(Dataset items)

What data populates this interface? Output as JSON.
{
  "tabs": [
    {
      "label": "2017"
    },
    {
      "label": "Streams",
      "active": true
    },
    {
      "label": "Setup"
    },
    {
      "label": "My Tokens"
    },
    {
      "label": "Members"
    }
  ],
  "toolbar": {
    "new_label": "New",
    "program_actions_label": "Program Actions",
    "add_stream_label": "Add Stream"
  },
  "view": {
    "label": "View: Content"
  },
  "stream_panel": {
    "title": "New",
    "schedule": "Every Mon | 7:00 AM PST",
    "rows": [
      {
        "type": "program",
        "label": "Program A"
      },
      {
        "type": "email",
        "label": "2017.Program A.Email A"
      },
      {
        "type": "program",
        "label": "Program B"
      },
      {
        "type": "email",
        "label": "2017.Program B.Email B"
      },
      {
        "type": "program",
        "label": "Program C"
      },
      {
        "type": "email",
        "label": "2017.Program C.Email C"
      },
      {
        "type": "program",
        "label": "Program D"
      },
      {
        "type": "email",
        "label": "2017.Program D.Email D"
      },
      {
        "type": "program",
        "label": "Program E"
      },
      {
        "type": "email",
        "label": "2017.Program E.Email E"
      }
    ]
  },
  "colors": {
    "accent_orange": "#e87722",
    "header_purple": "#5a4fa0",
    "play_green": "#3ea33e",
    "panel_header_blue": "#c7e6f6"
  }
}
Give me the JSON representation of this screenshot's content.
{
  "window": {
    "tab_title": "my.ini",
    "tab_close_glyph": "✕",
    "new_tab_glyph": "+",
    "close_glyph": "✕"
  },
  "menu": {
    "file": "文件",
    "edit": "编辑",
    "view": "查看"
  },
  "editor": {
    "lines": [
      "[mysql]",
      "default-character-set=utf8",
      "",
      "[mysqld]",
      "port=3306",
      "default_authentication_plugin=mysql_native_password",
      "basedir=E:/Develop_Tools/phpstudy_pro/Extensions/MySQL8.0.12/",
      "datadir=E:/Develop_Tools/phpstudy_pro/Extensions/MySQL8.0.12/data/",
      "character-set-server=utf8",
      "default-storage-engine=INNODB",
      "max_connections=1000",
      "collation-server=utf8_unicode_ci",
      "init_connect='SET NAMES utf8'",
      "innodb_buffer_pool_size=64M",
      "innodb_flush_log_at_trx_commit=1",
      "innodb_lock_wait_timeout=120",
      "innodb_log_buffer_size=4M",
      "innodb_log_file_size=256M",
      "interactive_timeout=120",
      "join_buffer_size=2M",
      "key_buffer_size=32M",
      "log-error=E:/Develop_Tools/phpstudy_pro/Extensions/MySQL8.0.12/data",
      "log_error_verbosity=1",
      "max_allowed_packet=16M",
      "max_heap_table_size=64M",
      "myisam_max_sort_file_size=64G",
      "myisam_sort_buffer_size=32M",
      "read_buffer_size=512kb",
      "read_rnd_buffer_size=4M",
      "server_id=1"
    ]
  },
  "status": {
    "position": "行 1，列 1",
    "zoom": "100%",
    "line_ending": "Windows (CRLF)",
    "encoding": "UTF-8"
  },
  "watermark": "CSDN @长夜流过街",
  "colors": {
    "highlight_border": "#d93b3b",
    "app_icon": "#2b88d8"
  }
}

* **Task statement**:
Reproduce the material precisely, including every line.

* **Written answer**:
What data populates this interface? Output as JSON.
{
  "tabs": [
    {
      "label": "2017"
    },
    {
      "label": "Streams",
      "active": true
    },
    {
      "label": "Setup"
    },
    {
      "label": "My Tokens"
    },
    {
      "label": "Members"
    }
  ],
  "toolbar": {
    "new_label": "New",
    "program_actions_label": "Program Actions",
    "add_stream_label": "Add Stream"
  },
  "view": {
    "label": "View: Content"
  },
  "stream_panel": {
    "title": "New",
    "schedule": "Every Mon | 7:00 AM PST",
    "rows": [
      {
        "type": "program",
        "label": "Program A"
      },
      {
        "type": "email",
        "label": "2017.Program A.Email A"
      },
      {
        "type": "program",
        "label": "Program B"
      },
      {
        "type": "email",
        "label": "2017.Program B.Email B"
      },
      {
        "type": "program",
        "label": "Program C"
      },
      {
        "type": "email",
        "label": "2017.Program C.Email C"
      },
      {
        "type": "program",
        "label": "Program D"
      },
      {
        "type": "email",
        "label": "2017.Program D.Email D"
      },
      {
        "type": "program",
        "label": "Program E"
      },
      {
        "type": "email",
        "label": "2017.Program E.Email E"
      }
    ]
  },
  "colors": {
    "accent_orange": "#e87722",
    "header_purple": "#5a4fa0",
    "play_green": "#3ea33e",
    "panel_header_blue": "#c7e6f6"
  }
}
Give me the JSON representation of this screenshot's content.
{
  "window": {
    "tab_title": "my.ini",
    "tab_close_glyph": "✕",
    "new_tab_glyph": "+",
    "close_glyph": "✕"
  },
  "menu": {
    "file": "文件",
    "edit": "编辑",
    "view": "查看"
  },
  "editor": {
    "lines": [
      "[mysql]",
      "default-character-set=utf8",
      "",
      "[mysqld]",
      "port=3306",
      "default_authentication_plugin=mysql_native_password",
      "basedir=E:/Develop_Tools/phpstudy_pro/Extensions/MySQL8.0.12/",
      "datadir=E:/Develop_Tools/phpstudy_pro/Extensions/MySQL8.0.12/data/",
      "character-set-server=utf8",
      "default-storage-engine=INNODB",
      "max_connections=1000",
      "collation-server=utf8_unicode_ci",
      "init_connect='SET NAMES utf8'",
      "innodb_buffer_pool_size=64M",
      "innodb_flush_log_at_trx_commit=1",
      "innodb_lock_wait_timeout=120",
      "innodb_log_buffer_size=4M",
      "innodb_log_file_size=256M",
      "interactive_timeout=120",
      "join_buffer_size=2M",
      "key_buffer_size=32M",
      "log-error=E:/Develop_Tools/phpstudy_pro/Extensions/MySQL8.0.12/data",
      "log_error_verbosity=1",
      "max_allowed_packet=16M",
      "max_heap_table_size=64M",
      "myisam_max_sort_file_size=64G",
      "myisam_sort_buffer_size=32M",
      "read_buffer_size=512kb",
      "read_rnd_buffer_size=4M",
      "server_id=1"
    ]
  },
  "status": {
    "position": "行 1，列 1",
    "zoom": "100%",
    "line_ending": "Windows (CRLF)",
    "encoding": "UTF-8"
  },
  "watermark": "CSDN @长夜流过街",
  "colors": {
    "highlight_border": "#d93b3b",
    "app_icon": "#2b88d8"
  }
}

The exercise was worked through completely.